• _Data listing_:
_ _ _ _ _ _ _
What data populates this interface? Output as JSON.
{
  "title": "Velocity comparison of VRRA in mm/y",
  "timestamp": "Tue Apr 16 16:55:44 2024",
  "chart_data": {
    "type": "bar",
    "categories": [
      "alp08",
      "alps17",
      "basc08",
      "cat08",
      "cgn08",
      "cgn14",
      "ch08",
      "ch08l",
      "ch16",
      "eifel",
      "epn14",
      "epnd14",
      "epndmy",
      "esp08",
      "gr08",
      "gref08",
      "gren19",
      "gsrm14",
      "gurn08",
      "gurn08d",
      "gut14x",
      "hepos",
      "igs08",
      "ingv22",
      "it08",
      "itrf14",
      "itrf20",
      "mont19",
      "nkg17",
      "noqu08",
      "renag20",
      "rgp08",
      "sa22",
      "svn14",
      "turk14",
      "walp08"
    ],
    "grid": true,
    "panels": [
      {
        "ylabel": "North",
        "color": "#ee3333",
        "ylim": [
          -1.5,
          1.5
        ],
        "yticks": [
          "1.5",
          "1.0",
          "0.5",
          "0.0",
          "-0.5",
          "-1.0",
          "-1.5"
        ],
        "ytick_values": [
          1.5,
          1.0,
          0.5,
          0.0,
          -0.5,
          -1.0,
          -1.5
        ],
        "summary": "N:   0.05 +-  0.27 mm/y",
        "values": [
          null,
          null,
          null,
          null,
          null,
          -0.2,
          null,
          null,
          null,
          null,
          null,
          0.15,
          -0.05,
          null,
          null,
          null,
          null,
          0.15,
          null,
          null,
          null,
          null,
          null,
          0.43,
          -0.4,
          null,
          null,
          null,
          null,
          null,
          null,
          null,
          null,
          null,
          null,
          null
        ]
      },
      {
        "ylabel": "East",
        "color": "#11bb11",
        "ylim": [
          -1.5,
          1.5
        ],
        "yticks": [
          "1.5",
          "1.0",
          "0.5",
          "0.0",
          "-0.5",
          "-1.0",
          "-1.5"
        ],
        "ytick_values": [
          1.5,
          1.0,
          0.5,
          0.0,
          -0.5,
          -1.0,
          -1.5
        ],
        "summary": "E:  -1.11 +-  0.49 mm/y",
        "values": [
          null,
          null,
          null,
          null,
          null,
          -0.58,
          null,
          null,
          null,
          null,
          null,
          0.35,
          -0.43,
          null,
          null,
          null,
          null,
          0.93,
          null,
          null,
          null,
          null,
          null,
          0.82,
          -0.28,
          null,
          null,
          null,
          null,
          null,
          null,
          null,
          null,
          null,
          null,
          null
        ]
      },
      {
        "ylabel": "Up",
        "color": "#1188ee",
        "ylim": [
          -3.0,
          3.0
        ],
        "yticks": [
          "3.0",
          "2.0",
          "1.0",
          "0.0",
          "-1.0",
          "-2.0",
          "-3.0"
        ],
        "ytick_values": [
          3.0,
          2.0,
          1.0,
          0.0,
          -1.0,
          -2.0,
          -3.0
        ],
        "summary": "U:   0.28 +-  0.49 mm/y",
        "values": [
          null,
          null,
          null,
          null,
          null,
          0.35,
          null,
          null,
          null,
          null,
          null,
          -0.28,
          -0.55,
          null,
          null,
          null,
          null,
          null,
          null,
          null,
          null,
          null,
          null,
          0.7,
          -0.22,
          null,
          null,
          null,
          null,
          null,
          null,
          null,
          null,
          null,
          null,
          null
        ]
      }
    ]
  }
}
_ _ _ _ _ _ _
• _Work required_: Go through the entries and repeat each one exactly.

• _Task result_:
What data populates this interface? Output as JSON.
{
  "title": "Velocity comparison of VRRA in mm/y",
  "timestamp": "Tue Apr 16 16:55:44 2024",
  "chart_data": {
    "type": "bar",
    "categories": [
      "alp08",
      "alps17",
      "basc08",
      "cat08",
      "cgn08",
      "cgn14",
      "ch08",
      "ch08l",
      "ch16",
      "eifel",
      "epn14",
      "epnd14",
      "epndmy",
      "esp08",
      "gr08",
      "gref08",
      "gren19",
      "gsrm14",
      "gurn08",
      "gurn08d",
      "gut14x",
      "hepos",
      "igs08",
      "ingv22",
      "it08",
      "itrf14",
      "itrf20",
      "mont19",
      "nkg17",
      "noqu08",
      "renag20",
      "rgp08",
      "sa22",
      "svn14",
      "turk14",
      "walp08"
    ],
    "grid": true,
    "panels": [
      {
        "ylabel": "North",
        "color": "#ee3333",
        "ylim": [
          -1.5,
          1.5
        ],
        "yticks": [
          "1.5",
          "1.0",
          "0.5",
          "0.0",
          "-0.5",
          "-1.0",
          "-1.5"
        ],
        "ytick_values": [
          1.5,
          1.0,
          0.5,
          0.0,
          -0.5,
          -1.0,
          -1.5
        ],
        "summary": "N:   0.05 +-  0.27 mm/y",
        "values": [
          null,
          null,
          null,
          null,
          null,
          -0.2,
          null,
          null,
          null,
          null,
          null,
          0.15,
          -0.05,
          null,
          null,
          null,
          null,
          0.15,
          null,
          null,
          null,
          null,
          null,
          0.43,
          -0.4,
          null,
          null,
          null,
          null,
          null,
          null,
          null,
          null,
          null,
          null,
          null
        ]
      },
      {
        "ylabel": "East",
        "color": "#11bb11",
        "ylim": [
          -1.5,
          1.5
        ],
        "yticks": [
          "1.5",
          "1.0",
          "0.5",
          "0.0",
          "-0.5",
          "-1.0",
          "-1.5"
        ],
        "ytick_values": [
          1.5,
          1.0,
          0.5,
          0.0,
          -0.5,
          -1.0,
          -1.5
        ],
        "summary": "E:  -1.11 +-  0.49 mm/y",
        "values": [
          null,
          null,
          null,
          null,
          null,
          -0.58,
          null,
          null,
          null,
          null,
          null,
          0.35,
          -0.43,
          null,
          null,
          null,
          null,
          0.93,
          null,
          null,
          null,
          null,
          null,
          0.82,
          -0.28,
          null,
          null,
          null,
          null,
          null,
          null,
          null,
          null,
          null,
          null,
          null
        ]
      },
      {
        "ylabel": "Up",
        "color": "#1188ee",
        "ylim": [
          -3.0,
          3.0
        ],
        "yticks": [
          "3.0",
          "2.0",
          "1.0",
          "0.0",
          "-1.0",
          "-2.0",
          "-3.0"
        ],
        "ytick_values": [
          3.0,
          2.0,
          1.0,
          0.0,
          -1.0,
          -2.0,
          -3.0
        ],
        "summary": "U:   0.28 +-  0.49 mm/y",
        "values": [
          null,
          null,
          null,
          null,
          null,
          0.35,
          null,
          null,
          null,
          null,
          null,
          -0.28,
          -0.55,
          null,
          null,
          null,
          null,
          null,
          null,
          null,
          null,
          null,
          null,
          0.7,
          -0.22,
          null,
          null,
          null,
          null,
          null,
          null,
          null,
          null,
          null,
          null,
          null
        ]
      }
    ]
  }
}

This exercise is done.